What follows is a block of records; reproduce all of it verbatim.

--

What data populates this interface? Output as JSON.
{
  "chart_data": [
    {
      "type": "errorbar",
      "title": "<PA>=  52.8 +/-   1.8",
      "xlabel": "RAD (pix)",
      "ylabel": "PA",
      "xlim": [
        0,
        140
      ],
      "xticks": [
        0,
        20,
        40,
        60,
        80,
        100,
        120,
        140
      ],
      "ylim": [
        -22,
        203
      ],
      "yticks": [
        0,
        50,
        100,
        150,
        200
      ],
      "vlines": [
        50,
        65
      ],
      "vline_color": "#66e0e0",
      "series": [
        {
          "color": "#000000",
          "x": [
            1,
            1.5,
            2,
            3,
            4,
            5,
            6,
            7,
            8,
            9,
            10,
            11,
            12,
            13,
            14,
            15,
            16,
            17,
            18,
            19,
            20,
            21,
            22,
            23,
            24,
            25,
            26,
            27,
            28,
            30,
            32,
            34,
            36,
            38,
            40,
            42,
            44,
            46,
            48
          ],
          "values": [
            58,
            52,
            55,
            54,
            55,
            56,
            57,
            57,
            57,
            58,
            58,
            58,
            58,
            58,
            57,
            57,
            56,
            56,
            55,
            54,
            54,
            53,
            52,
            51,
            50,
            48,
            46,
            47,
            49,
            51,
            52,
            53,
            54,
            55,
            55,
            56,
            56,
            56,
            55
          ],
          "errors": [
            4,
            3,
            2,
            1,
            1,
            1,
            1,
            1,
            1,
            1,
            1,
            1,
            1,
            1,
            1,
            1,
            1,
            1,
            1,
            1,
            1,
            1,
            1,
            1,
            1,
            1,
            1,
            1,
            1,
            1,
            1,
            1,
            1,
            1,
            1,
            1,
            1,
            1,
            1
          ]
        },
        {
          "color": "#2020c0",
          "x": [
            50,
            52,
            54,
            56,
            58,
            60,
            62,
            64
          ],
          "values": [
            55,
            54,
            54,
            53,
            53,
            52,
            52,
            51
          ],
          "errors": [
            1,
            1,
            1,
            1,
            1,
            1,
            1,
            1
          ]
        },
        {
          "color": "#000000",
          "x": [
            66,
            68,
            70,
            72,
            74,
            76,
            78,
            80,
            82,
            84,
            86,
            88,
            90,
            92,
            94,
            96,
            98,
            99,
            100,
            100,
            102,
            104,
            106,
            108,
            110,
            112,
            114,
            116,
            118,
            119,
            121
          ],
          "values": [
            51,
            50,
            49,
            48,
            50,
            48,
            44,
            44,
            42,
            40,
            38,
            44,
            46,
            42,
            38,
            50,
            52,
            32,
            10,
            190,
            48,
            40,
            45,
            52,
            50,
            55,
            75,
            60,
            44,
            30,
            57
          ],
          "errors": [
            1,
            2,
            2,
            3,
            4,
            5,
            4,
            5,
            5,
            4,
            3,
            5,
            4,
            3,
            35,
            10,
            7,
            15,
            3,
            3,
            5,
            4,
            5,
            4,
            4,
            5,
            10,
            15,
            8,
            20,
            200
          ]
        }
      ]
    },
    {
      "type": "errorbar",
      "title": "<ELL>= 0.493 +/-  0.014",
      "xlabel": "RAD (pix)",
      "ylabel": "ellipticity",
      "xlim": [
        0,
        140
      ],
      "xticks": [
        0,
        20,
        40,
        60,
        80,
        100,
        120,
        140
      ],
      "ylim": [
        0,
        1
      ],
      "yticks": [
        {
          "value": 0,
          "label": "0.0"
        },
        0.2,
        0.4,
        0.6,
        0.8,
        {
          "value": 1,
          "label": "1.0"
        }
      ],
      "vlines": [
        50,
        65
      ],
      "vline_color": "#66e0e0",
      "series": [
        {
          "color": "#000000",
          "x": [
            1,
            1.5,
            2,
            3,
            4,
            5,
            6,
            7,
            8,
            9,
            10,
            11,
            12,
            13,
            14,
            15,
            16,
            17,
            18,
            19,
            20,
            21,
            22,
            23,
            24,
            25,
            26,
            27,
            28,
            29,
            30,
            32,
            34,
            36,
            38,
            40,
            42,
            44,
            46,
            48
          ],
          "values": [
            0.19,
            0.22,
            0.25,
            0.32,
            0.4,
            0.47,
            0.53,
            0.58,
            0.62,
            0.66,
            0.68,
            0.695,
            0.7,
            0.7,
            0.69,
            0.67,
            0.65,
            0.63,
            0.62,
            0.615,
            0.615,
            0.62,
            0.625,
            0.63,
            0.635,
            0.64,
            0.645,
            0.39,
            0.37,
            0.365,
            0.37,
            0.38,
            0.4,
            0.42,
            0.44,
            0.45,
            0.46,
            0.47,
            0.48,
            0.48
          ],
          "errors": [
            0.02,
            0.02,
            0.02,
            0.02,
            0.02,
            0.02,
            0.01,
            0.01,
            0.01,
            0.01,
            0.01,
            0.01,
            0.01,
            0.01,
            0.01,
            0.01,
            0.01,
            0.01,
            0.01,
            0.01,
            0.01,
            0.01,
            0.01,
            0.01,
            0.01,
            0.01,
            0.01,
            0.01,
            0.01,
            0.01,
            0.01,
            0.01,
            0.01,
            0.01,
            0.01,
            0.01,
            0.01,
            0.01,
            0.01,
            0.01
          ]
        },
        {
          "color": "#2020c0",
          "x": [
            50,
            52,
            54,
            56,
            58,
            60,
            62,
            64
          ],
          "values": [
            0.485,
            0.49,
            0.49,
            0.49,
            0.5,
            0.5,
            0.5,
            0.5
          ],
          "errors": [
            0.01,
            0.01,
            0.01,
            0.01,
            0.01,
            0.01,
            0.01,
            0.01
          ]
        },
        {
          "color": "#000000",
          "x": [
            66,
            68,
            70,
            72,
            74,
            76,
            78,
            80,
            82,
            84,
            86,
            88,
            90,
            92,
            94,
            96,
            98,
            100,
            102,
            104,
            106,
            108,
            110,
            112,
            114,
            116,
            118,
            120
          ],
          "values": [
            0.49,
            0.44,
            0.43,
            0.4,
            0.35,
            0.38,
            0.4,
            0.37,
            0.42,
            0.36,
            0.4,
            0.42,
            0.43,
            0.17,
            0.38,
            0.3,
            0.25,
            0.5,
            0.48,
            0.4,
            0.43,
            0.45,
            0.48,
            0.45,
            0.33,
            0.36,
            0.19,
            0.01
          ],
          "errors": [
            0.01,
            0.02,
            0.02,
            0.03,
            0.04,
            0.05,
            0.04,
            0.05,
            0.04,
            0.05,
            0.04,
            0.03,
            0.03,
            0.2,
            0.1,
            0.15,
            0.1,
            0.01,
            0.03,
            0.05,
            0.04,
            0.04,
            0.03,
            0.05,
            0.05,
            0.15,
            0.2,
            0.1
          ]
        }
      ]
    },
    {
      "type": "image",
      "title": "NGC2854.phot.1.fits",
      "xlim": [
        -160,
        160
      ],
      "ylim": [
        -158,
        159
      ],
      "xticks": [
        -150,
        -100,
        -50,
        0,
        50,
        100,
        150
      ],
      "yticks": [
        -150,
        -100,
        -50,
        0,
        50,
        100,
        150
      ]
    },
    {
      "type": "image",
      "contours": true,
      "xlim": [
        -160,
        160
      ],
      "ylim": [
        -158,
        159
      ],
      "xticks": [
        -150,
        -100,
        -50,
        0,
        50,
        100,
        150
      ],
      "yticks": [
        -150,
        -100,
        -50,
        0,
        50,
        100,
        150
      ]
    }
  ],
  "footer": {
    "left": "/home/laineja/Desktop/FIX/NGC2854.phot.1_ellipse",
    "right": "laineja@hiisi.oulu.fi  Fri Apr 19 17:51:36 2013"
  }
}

--

» **REPLY TO THE EXERCISE**:
What data populates this interface? Output as JSON.
{
  "chart_data": [
    {
      "type": "errorbar",
      "title": "<PA>=  52.8 +/-   1.8",
      "xlabel": "RAD (pix)",
      "ylabel": "PA",
      "xlim": [
        0,
        140
      ],
      "xticks": [
        0,
        20,
        40,
        60,
        80,
        100,
        120,
        140
      ],
      "ylim": [
        -22,
        203
      ],
      "yticks": [
        0,
        50,
        100,
        150,
        200
      ],
      "vlines": [
        50,
        65
      ],
      "vline_color": "#66e0e0",
      "series": [
        {
          "color": "#000000",
          "x": [
            1,
            1.5,
            2,
            3,
            4,
            5,
            6,
            7,
            8,
            9,
            10,
            11,
            12,
            13,
            14,
            15,
            16,
            17,
            18,
            19,
            20,
            21,
            22,
            23,
            24,
            25,
            26,
            27,
            28,
            30,
            32,
            34,
            36,
            38,
            40,
            42,
            44,
            46,
            48
          ],
          "values": [
            58,
            52,
            55,
            54,
            55,
            56,
            57,
            57,
            57,
            58,
            58,
            58,
            58,
            58,
            57,
            57,
            56,
            56,
            55,
            54,
            54,
            53,
            52,
            51,
            50,
            48,
            46,
            47,
            49,
            51,
            52,
            53,
            54,
            55,
            55,
            56,
            56,
            56,
            55
          ],
          "errors": [
            4,
            3,
            2,
            1,
            1,
            1,
            1,
            1,
            1,
            1,
            1,
            1,
            1,
            1,
            1,
            1,
            1,
            1,
            1,
            1,
            1,
            1,
            1,
            1,
            1,
            1,
            1,
            1,
            1,
            1,
            1,
            1,
            1,
            1,
            1,
            1,
            1,
            1,
            1
          ]
        },
        {
          "color": "#2020c0",
          "x": [
            50,
            52,
            54,
            56,
            58,
            60,
            62,
            64
          ],
          "values": [
            55,
            54,
            54,
            53,
            53,
            52,
            52,
            51
          ],
          "errors": [
            1,
            1,
            1,
            1,
            1,
            1,
            1,
            1
          ]
        },
        {
          "color": "#000000",
          "x": [
            66,
            68,
            70,
            72,
            74,
            76,
            78,
            80,
            82,
            84,
            86,
            88,
            90,
            92,
            94,
            96,
            98,
            99,
            100,
            100,
            102,
            104,
            106,
            108,
            110,
            112,
            114,
            116,
            118,
            119,
            121
          ],
          "values": [
            51,
            50,
            49,
            48,
            50,
            48,
            44,
            44,
            42,
            40,
            38,
            44,
            46,
            42,
            38,
            50,
            52,
            32,
            10,
            190,
            48,
            40,
            45,
            52,
            50,
            55,
            75,
            60,
            44,
            30,
            57
          ],
          "errors": [
            1,
            2,
            2,
            3,
            4,
            5,
            4,
            5,
            5,
            4,
            3,
            5,
            4,
            3,
            35,
            10,
            7,
            15,
            3,
            3,
            5,
            4,
            5,
            4,
            4,
            5,
            10,
            15,
            8,
            20,
            200
          ]
        }
      ]
    },
    {
      "type": "errorbar",
      "title": "<ELL>= 0.493 +/-  0.014",
      "xlabel": "RAD (pix)",
      "ylabel": "ellipticity",
      "xlim": [
        0,
        140
      ],
      "xticks": [
        0,
        20,
        40,
        60,
        80,
        100,
        120,
        140
      ],
      "ylim": [
        0,
        1
      ],
      "yticks": [
        {
          "value": 0,
          "label": "0.0"
        },
        0.2,
        0.4,
        0.6,
        0.8,
        {
          "value": 1,
          "label": "1.0"
        }
      ],
      "vlines": [
        50,
        65
      ],
      "vline_color": "#66e0e0",
      "series": [
        {
          "color": "#000000",
          "x": [
            1,
            1.5,
            2,
            3,
            4,
            5,
            6,
            7,
            8,
            9,
            10,
            11,
            12,
            13,
            14,
            15,
            16,
            17,
            18,
            19,
            20,
            21,
            22,
            23,
            24,
            25,
            26,
            27,
            28,
            29,
            30,
            32,
            34,
            36,
            38,
            40,
            42,
            44,
            46,
            48
          ],
          "values": [
            0.19,
            0.22,
            0.25,
            0.32,
            0.4,
            0.47,
            0.53,
            0.58,
            0.62,
            0.66,
            0.68,
            0.695,
            0.7,
            0.7,
            0.69,
            0.67,
            0.65,
            0.63,
            0.62,
            0.615,
            0.615,
            0.62,
            0.625,
            0.63,
            0.635,
            0.64,
            0.645,
            0.39,
            0.37,
            0.365,
            0.37,
            0.38,
            0.4,
            0.42,
            0.44,
            0.45,
            0.46,
            0.47,
            0.48,
            0.48
          ],
          "errors": [
            0.02,
            0.02,
            0.02,
            0.02,
            0.02,
            0.02,
            0.01,
            0.01,
            0.01,
            0.01,
            0.01,
            0.01,
            0.01,
            0.01,
            0.01,
            0.01,
            0.01,
            0.01,
            0.01,
            0.01,
            0.01,
            0.01,
            0.01,
            0.01,
            0.01,
            0.01,
            0.01,
            0.01,
            0.01,
            0.01,
            0.01,
            0.01,
            0.01,
            0.01,
            0.01,
            0.01,
            0.01,
            0.01,
            0.01,
            0.01
          ]
        },
        {
          "color": "#2020c0",
          "x": [
            50,
            52,
            54,
            56,
            58,
            60,
            62,
            64
          ],
          "values": [
            0.485,
            0.49,
            0.49,
            0.49,
            0.5,
            0.5,
            0.5,
            0.5
          ],
          "errors": [
            0.01,
            0.01,
            0.01,
            0.01,
            0.01,
            0.01,
            0.01,
            0.01
          ]
        },
        {
          "color": "#000000",
          "x": [
            66,
            68,
            70,
            72,
            74,
            76,
            78,
            80,
            82,
            84,
            86,
            88,
            90,
            92,
            94,
            96,
            98,
            100,
            102,
            104,
            106,
            108,
            110,
            112,
            114,
            116,
            118,
            120
          ],
          "values": [
            0.49,
            0.44,
            0.43,
            0.4,
            0.35,
            0.38,
            0.4,
            0.37,
            0.42,
            0.36,
            0.4,
            0.42,
            0.43,
            0.17,
            0.38,
            0.3,
            0.25,
            0.5,
            0.48,
            0.4,
            0.43,
            0.45,
            0.48,
            0.45,
            0.33,
            0.36,
            0.19,
            0.01
          ],
          "errors": [
            0.01,
            0.02,
            0.02,
            0.03,
            0.04,
            0.05,
            0.04,
            0.05,
            0.04,
            0.05,
            0.04,
            0.03,
            0.03,
            0.2,
            0.1,
            0.15,
            0.1,
            0.01,
            0.03,
            0.05,
            0.04,
            0.04,
            0.03,
            0.05,
            0.05,
            0.15,
            0.2,
            0.1
          ]
        }
      ]
    },
    {
      "type": "image",
      "title": "NGC2854.phot.1.fits",
      "xlim": [
        -160,
        160
      ],
      "ylim": [
        -158,
        159
      ],
      "xticks": [
        -150,
        -100,
        -50,
        0,
        50,
        100,
        150
      ],
      "yticks": [
        -150,
        -100,
        -50,
        0,
        50,
        100,
        150
      ]
    },
    {
      "type": "image",
      "contours": true,
      "xlim": [
        -160,
        160
      ],
      "ylim": [
        -158,
        159
      ],
      "xticks": [
        -150,
        -100,
        -50,
        0,
        50,
        100,
        150
      ],
      "yticks": [
        -150,
        -100,
        -50,
        0,
        50,
        100,
        150
      ]
    }
  ],
  "footer": {
    "left": "/home/laineja/Desktop/FIX/NGC2854.phot.1_ellipse",
    "right": "laineja@hiisi.oulu.fi  Fri Apr 19 17:51:36 2013"
  }
}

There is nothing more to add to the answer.